Material provided →
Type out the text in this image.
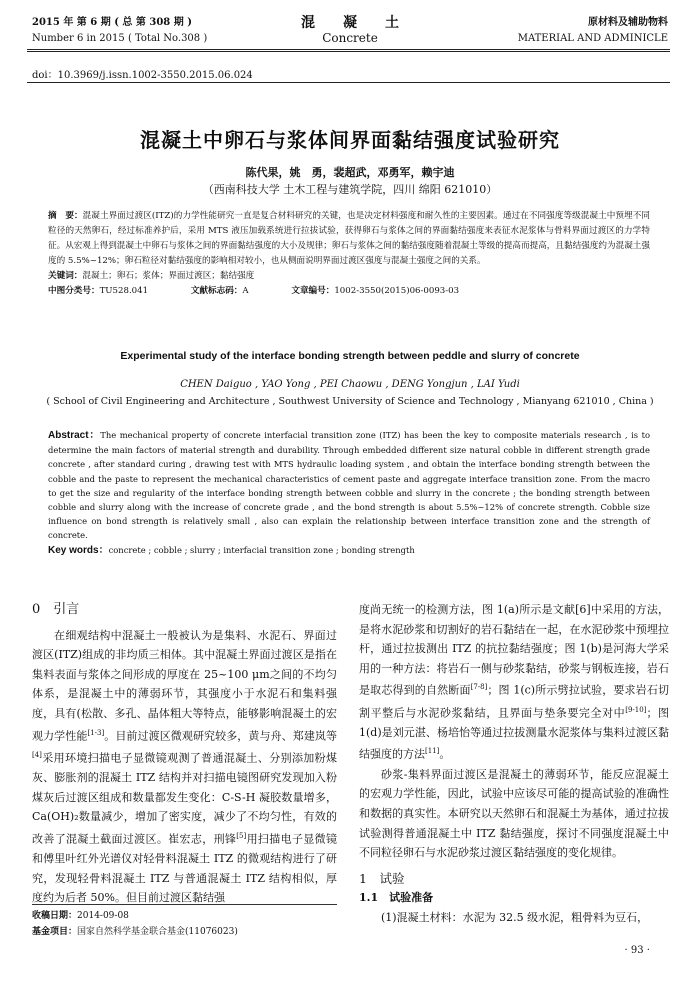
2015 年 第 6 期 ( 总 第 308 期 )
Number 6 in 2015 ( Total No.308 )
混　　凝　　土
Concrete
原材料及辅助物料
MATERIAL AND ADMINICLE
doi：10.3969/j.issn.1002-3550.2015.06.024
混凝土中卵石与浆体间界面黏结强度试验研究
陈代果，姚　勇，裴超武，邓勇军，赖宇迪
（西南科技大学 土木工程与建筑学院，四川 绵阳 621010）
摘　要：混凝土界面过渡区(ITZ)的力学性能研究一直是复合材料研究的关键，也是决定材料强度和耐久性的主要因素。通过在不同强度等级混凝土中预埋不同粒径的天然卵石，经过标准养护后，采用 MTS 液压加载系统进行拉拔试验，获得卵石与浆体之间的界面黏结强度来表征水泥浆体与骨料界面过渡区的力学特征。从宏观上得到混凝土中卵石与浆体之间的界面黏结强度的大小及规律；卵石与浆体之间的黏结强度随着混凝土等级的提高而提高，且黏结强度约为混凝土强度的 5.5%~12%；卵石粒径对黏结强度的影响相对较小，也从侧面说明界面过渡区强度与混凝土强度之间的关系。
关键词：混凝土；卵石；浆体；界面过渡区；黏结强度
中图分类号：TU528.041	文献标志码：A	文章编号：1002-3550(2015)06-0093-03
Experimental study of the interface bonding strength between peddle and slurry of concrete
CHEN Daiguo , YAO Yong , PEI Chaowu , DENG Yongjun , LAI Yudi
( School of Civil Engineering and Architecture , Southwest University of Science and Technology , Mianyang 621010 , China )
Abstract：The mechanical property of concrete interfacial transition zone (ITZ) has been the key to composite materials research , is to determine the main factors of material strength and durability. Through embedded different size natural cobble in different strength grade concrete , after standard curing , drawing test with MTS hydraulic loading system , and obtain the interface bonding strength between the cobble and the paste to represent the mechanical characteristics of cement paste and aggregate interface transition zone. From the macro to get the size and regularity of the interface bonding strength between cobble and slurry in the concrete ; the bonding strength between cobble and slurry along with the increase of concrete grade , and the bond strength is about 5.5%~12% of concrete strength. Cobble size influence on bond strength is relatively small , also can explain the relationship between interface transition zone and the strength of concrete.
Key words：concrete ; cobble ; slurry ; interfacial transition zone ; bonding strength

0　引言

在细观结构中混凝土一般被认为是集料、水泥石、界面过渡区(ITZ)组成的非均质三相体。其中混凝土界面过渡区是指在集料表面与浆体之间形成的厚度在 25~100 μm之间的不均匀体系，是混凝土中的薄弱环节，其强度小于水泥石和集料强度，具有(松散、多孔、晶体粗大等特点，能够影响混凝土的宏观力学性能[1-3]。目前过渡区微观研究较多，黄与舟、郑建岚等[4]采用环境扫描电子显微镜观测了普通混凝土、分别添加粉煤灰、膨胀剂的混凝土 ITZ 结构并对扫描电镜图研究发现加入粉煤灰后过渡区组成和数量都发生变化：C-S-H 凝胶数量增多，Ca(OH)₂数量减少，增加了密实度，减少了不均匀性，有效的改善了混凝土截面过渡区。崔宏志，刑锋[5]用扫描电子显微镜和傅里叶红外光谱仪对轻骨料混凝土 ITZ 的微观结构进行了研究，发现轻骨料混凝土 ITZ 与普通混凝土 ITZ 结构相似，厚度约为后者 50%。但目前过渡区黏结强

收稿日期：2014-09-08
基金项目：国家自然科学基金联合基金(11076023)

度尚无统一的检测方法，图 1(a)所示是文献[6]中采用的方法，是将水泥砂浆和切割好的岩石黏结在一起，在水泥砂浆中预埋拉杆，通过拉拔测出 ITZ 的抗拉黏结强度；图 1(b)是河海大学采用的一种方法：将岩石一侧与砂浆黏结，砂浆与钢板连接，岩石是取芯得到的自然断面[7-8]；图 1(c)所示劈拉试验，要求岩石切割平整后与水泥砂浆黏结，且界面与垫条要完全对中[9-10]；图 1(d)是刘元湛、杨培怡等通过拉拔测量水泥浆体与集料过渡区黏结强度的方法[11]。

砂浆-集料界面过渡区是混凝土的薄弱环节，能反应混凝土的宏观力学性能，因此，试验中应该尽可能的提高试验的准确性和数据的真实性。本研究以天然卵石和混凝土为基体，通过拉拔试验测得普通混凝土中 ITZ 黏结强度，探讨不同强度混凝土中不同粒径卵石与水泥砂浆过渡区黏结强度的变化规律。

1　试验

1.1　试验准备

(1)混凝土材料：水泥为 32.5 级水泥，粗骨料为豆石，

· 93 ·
---
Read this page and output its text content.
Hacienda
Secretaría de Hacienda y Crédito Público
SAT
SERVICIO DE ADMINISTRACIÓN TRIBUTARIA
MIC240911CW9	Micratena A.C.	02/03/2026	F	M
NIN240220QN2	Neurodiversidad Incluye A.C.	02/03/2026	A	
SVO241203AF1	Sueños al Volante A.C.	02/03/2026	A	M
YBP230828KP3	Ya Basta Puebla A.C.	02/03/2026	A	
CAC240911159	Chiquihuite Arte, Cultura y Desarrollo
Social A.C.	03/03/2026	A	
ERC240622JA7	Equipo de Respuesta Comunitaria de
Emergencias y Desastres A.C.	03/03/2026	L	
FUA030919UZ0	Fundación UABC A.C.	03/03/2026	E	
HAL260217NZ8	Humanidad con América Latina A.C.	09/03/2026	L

Written instruction → Find the lines with the string "text" and reproduce them.

Response →
Type out the text in this image.
Read this page and output its text content.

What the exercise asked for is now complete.